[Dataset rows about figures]
>>>>>
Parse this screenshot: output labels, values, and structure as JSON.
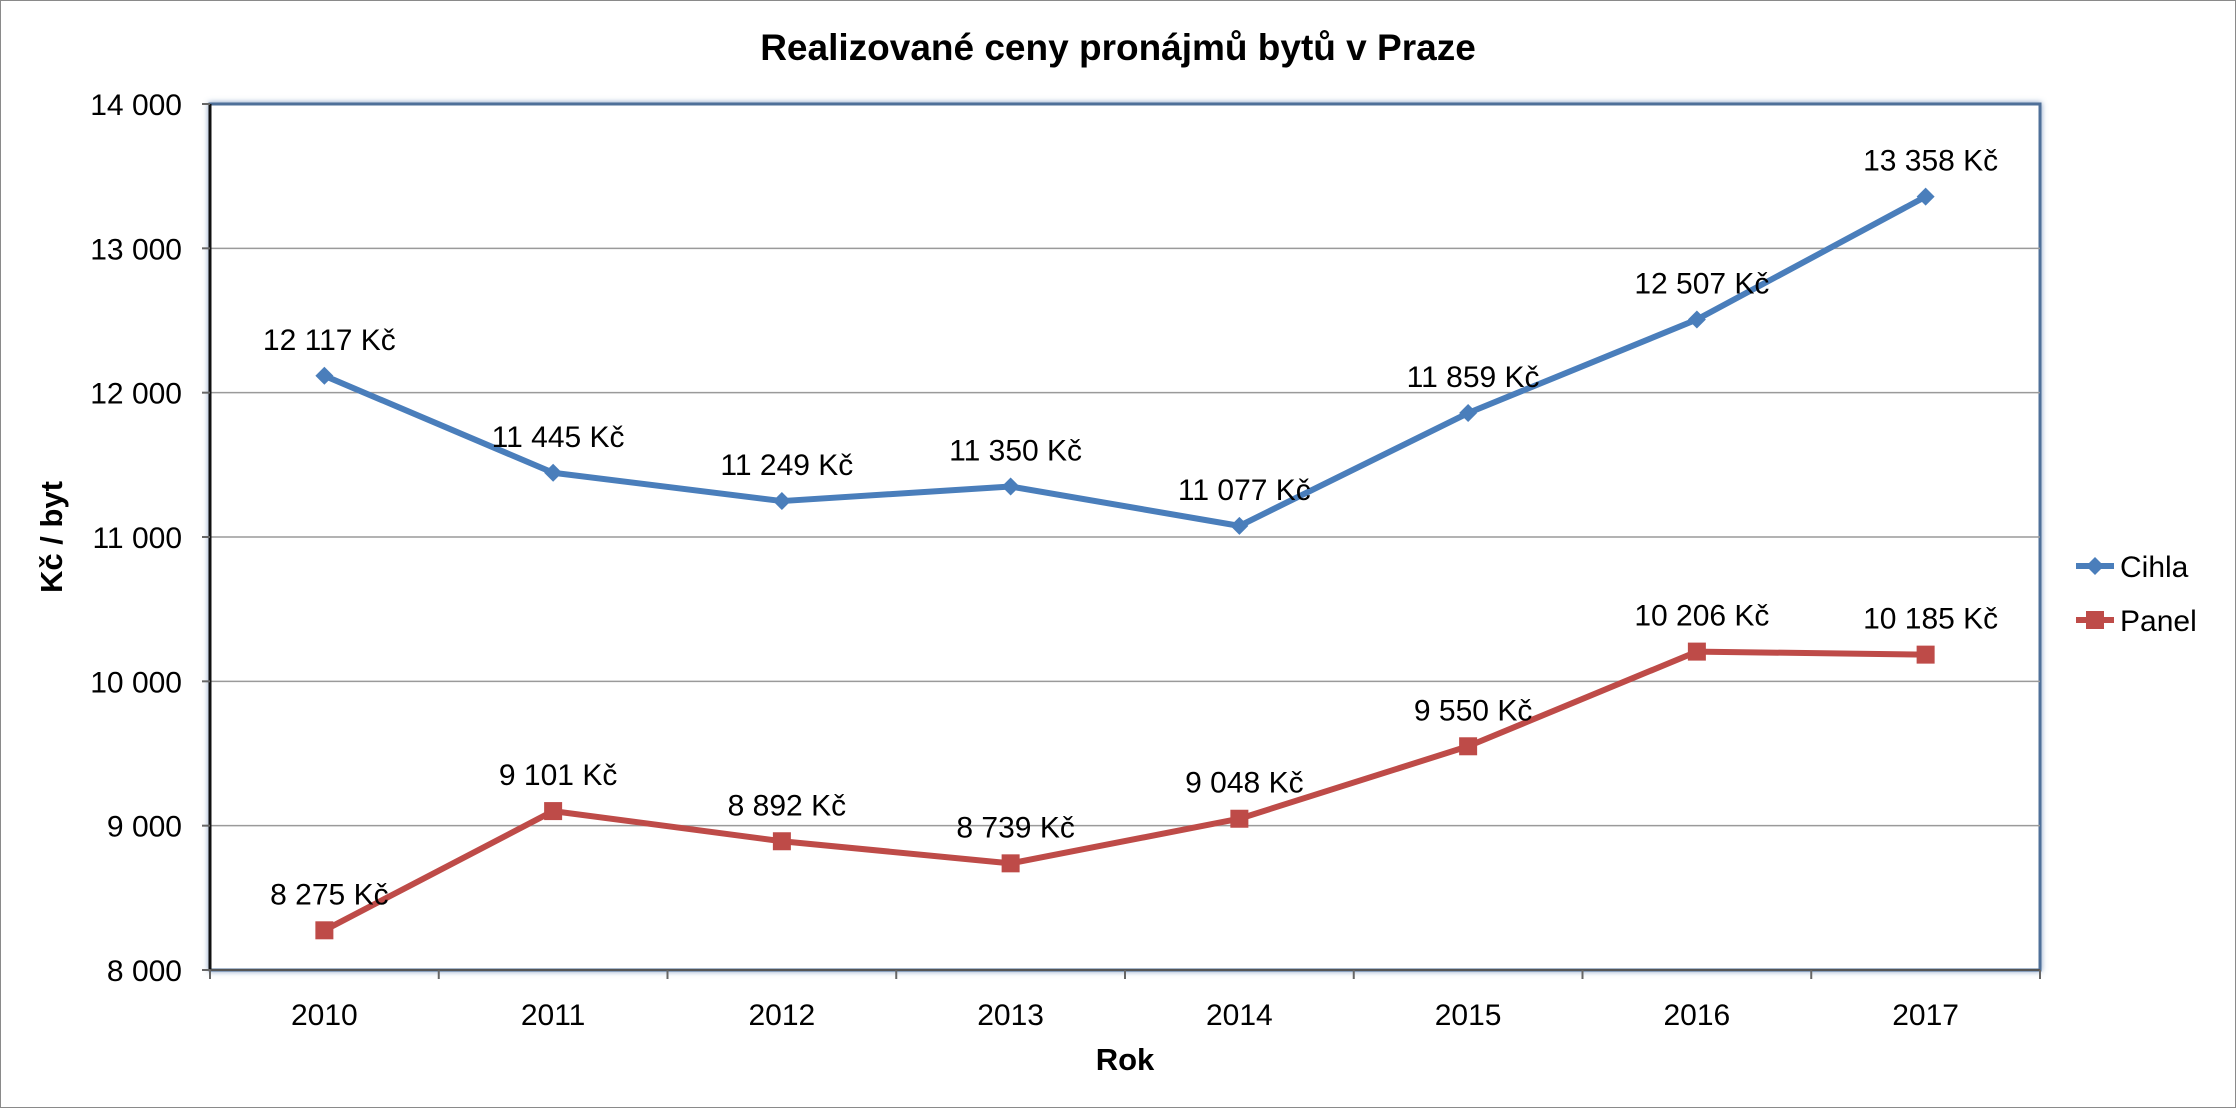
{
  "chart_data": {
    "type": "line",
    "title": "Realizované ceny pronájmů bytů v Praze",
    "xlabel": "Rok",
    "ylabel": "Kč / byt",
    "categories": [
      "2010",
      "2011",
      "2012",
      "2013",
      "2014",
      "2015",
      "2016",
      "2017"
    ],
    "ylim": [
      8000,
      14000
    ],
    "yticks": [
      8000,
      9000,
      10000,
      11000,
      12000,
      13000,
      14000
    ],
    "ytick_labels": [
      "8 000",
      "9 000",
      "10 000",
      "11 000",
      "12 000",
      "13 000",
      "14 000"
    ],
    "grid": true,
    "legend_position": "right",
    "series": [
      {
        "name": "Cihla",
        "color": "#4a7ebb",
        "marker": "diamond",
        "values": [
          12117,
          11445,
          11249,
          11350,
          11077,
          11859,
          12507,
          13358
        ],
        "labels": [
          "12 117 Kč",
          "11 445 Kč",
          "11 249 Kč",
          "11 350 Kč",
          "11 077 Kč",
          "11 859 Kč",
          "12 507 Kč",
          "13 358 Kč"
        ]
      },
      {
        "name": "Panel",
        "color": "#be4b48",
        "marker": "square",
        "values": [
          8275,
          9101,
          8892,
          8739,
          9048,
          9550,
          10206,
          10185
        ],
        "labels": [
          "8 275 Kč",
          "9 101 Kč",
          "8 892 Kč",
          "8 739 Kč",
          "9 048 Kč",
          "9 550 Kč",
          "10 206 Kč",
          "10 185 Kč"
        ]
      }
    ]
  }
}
<<<<<
What this task involves
Set down the material exactly, every line of it, except for the pictures.

Correct result
Parse this screenshot: output labels, values, and structure as JSON.
{
  "chart_data": {
    "type": "line",
    "title": "Realizované ceny pronájmů bytů v Praze",
    "xlabel": "Rok",
    "ylabel": "Kč / byt",
    "categories": [
      "2010",
      "2011",
      "2012",
      "2013",
      "2014",
      "2015",
      "2016",
      "2017"
    ],
    "ylim": [
      8000,
      14000
    ],
    "yticks": [
      8000,
      9000,
      10000,
      11000,
      12000,
      13000,
      14000
    ],
    "ytick_labels": [
      "8 000",
      "9 000",
      "10 000",
      "11 000",
      "12 000",
      "13 000",
      "14 000"
    ],
    "grid": true,
    "legend_position": "right",
    "series": [
      {
        "name": "Cihla",
        "color": "#4a7ebb",
        "marker": "diamond",
        "values": [
          12117,
          11445,
          11249,
          11350,
          11077,
          11859,
          12507,
          13358
        ],
        "labels": [
          "12 117 Kč",
          "11 445 Kč",
          "11 249 Kč",
          "11 350 Kč",
          "11 077 Kč",
          "11 859 Kč",
          "12 507 Kč",
          "13 358 Kč"
        ]
      },
      {
        "name": "Panel",
        "color": "#be4b48",
        "marker": "square",
        "values": [
          8275,
          9101,
          8892,
          8739,
          9048,
          9550,
          10206,
          10185
        ],
        "labels": [
          "8 275 Kč",
          "9 101 Kč",
          "8 892 Kč",
          "8 739 Kč",
          "9 048 Kč",
          "9 550 Kč",
          "10 206 Kč",
          "10 185 Kč"
        ]
      }
    ]
  }
}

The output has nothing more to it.